--- DESCRIPTION OF THE TASK ---
Word for word, restate every line of the listing that follows.

--- GIVEN DATA ---

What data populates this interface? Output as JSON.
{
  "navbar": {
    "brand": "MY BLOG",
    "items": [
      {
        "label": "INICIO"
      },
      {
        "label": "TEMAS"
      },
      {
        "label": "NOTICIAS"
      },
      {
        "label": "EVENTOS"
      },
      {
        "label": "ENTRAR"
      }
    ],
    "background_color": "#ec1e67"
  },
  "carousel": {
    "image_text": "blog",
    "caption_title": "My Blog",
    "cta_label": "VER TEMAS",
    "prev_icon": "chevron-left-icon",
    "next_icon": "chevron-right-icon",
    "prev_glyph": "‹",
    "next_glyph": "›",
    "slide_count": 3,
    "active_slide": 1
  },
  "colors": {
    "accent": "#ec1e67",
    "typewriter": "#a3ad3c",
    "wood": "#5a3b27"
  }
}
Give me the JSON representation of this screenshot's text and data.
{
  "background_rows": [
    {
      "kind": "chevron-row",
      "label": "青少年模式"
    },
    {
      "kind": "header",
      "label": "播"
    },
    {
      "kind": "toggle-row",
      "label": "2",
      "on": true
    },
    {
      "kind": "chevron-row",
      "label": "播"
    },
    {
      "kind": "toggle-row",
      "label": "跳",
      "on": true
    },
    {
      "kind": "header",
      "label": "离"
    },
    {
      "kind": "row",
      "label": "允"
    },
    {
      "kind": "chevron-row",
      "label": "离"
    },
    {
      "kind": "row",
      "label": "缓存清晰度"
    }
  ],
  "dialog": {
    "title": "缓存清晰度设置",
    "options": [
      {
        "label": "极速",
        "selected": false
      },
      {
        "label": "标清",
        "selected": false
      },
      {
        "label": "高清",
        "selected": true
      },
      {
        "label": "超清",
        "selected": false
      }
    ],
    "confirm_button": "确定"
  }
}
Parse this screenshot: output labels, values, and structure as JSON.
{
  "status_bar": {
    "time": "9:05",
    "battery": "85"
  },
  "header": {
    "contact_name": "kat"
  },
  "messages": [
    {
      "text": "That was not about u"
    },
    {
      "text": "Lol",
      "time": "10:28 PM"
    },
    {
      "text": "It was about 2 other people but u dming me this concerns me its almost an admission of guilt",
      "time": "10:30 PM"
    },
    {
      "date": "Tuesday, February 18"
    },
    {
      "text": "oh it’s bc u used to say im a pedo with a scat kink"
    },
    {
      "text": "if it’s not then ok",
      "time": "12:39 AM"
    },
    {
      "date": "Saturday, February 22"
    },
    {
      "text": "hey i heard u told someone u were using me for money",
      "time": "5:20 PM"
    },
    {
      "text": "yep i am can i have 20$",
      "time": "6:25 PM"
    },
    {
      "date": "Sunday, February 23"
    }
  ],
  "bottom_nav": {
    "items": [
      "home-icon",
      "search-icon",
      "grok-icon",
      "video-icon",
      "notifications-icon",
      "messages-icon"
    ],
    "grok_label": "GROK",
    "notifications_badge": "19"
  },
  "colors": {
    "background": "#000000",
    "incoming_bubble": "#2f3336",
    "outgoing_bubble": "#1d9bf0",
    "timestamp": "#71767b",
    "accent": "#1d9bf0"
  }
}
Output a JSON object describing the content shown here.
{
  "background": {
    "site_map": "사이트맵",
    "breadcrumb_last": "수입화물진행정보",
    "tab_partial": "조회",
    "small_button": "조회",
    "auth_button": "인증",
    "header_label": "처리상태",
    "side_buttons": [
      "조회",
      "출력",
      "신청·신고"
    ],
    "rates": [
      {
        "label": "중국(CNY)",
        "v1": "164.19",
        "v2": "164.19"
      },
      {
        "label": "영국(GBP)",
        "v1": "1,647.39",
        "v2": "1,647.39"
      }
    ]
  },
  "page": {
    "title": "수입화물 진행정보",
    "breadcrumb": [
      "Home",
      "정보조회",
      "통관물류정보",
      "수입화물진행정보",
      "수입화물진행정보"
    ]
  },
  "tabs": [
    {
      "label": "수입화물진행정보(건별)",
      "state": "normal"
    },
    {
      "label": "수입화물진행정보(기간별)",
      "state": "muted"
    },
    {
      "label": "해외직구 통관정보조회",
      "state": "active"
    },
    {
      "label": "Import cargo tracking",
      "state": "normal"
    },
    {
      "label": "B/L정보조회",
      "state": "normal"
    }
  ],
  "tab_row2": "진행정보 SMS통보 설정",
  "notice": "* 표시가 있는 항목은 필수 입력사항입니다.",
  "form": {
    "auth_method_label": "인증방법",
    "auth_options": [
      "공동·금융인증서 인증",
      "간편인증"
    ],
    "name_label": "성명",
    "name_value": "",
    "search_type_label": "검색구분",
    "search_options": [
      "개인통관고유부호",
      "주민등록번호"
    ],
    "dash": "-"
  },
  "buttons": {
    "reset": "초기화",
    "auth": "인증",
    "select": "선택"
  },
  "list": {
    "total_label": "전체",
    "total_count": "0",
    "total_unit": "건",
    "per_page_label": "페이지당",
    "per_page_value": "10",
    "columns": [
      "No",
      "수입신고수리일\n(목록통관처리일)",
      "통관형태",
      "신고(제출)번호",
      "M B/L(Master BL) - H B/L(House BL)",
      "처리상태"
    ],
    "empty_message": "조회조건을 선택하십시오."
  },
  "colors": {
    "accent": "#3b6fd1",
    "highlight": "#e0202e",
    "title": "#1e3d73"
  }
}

--- PROBLEM SOLUTION ---
What data populates this interface? Output as JSON.
{
  "navbar": {
    "brand": "MY BLOG",
    "items": [
      {
        "label": "INICIO"
      },
      {
        "label": "TEMAS"
      },
      {
        "label": "NOTICIAS"
      },
      {
        "label": "EVENTOS"
      },
      {
        "label": "ENTRAR"
      }
    ],
    "background_color": "#ec1e67"
  },
  "carousel": {
    "image_text": "blog",
    "caption_title": "My Blog",
    "cta_label": "VER TEMAS",
    "prev_icon": "chevron-left-icon",
    "next_icon": "chevron-right-icon",
    "prev_glyph": "‹",
    "next_glyph": "›",
    "slide_count": 3,
    "active_slide": 1
  },
  "colors": {
    "accent": "#ec1e67",
    "typewriter": "#a3ad3c",
    "wood": "#5a3b27"
  }
}
Give me the JSON representation of this screenshot's text and data.
{
  "background_rows": [
    {
      "kind": "chevron-row",
      "label": "青少年模式"
    },
    {
      "kind": "header",
      "label": "播"
    },
    {
      "kind": "toggle-row",
      "label": "2",
      "on": true
    },
    {
      "kind": "chevron-row",
      "label": "播"
    },
    {
      "kind": "toggle-row",
      "label": "跳",
      "on": true
    },
    {
      "kind": "header",
      "label": "离"
    },
    {
      "kind": "row",
      "label": "允"
    },
    {
      "kind": "chevron-row",
      "label": "离"
    },
    {
      "kind": "row",
      "label": "缓存清晰度"
    }
  ],
  "dialog": {
    "title": "缓存清晰度设置",
    "options": [
      {
        "label": "极速",
        "selected": false
      },
      {
        "label": "标清",
        "selected": false
      },
      {
        "label": "高清",
        "selected": true
      },
      {
        "label": "超清",
        "selected": false
      }
    ],
    "confirm_button": "确定"
  }
}
Parse this screenshot: output labels, values, and structure as JSON.
{
  "status_bar": {
    "time": "9:05",
    "battery": "85"
  },
  "header": {
    "contact_name": "kat"
  },
  "messages": [
    {
      "text": "That was not about u"
    },
    {
      "text": "Lol",
      "time": "10:28 PM"
    },
    {
      "text": "It was about 2 other people but u dming me this concerns me its almost an admission of guilt",
      "time": "10:30 PM"
    },
    {
      "date": "Tuesday, February 18"
    },
    {
      "text": "oh it’s bc u used to say im a pedo with a scat kink"
    },
    {
      "text": "if it’s not then ok",
      "time": "12:39 AM"
    },
    {
      "date": "Saturday, February 22"
    },
    {
      "text": "hey i heard u told someone u were using me for money",
      "time": "5:20 PM"
    },
    {
      "text": "yep i am can i have 20$",
      "time": "6:25 PM"
    },
    {
      "date": "Sunday, February 23"
    }
  ],
  "bottom_nav": {
    "items": [
      "home-icon",
      "search-icon",
      "grok-icon",
      "video-icon",
      "notifications-icon",
      "messages-icon"
    ],
    "grok_label": "GROK",
    "notifications_badge": "19"
  },
  "colors": {
    "background": "#000000",
    "incoming_bubble": "#2f3336",
    "outgoing_bubble": "#1d9bf0",
    "timestamp": "#71767b",
    "accent": "#1d9bf0"
  }
}
Output a JSON object describing the content shown here.
{
  "background": {
    "site_map": "사이트맵",
    "breadcrumb_last": "수입화물진행정보",
    "tab_partial": "조회",
    "small_button": "조회",
    "auth_button": "인증",
    "header_label": "처리상태",
    "side_buttons": [
      "조회",
      "출력",
      "신청·신고"
    ],
    "rates": [
      {
        "label": "중국(CNY)",
        "v1": "164.19",
        "v2": "164.19"
      },
      {
        "label": "영국(GBP)",
        "v1": "1,647.39",
        "v2": "1,647.39"
      }
    ]
  },
  "page": {
    "title": "수입화물 진행정보",
    "breadcrumb": [
      "Home",
      "정보조회",
      "통관물류정보",
      "수입화물진행정보",
      "수입화물진행정보"
    ]
  },
  "tabs": [
    {
      "label": "수입화물진행정보(건별)",
      "state": "normal"
    },
    {
      "label": "수입화물진행정보(기간별)",
      "state": "muted"
    },
    {
      "label": "해외직구 통관정보조회",
      "state": "active"
    },
    {
      "label": "Import cargo tracking",
      "state": "normal"
    },
    {
      "label": "B/L정보조회",
      "state": "normal"
    }
  ],
  "tab_row2": "진행정보 SMS통보 설정",
  "notice": "* 표시가 있는 항목은 필수 입력사항입니다.",
  "form": {
    "auth_method_label": "인증방법",
    "auth_options": [
      "공동·금융인증서 인증",
      "간편인증"
    ],
    "name_label": "성명",
    "name_value": "",
    "search_type_label": "검색구분",
    "search_options": [
      "개인통관고유부호",
      "주민등록번호"
    ],
    "dash": "-"
  },
  "buttons": {
    "reset": "초기화",
    "auth": "인증",
    "select": "선택"
  },
  "list": {
    "total_label": "전체",
    "total_count": "0",
    "total_unit": "건",
    "per_page_label": "페이지당",
    "per_page_value": "10",
    "columns": [
      "No",
      "수입신고수리일\n(목록통관처리일)",
      "통관형태",
      "신고(제출)번호",
      "M B/L(Master BL) - H B/L(House BL)",
      "처리상태"
    ],
    "empty_message": "조회조건을 선택하십시오."
  },
  "colors": {
    "accent": "#3b6fd1",
    "highlight": "#e0202e",
    "title": "#1e3d73"
  }
}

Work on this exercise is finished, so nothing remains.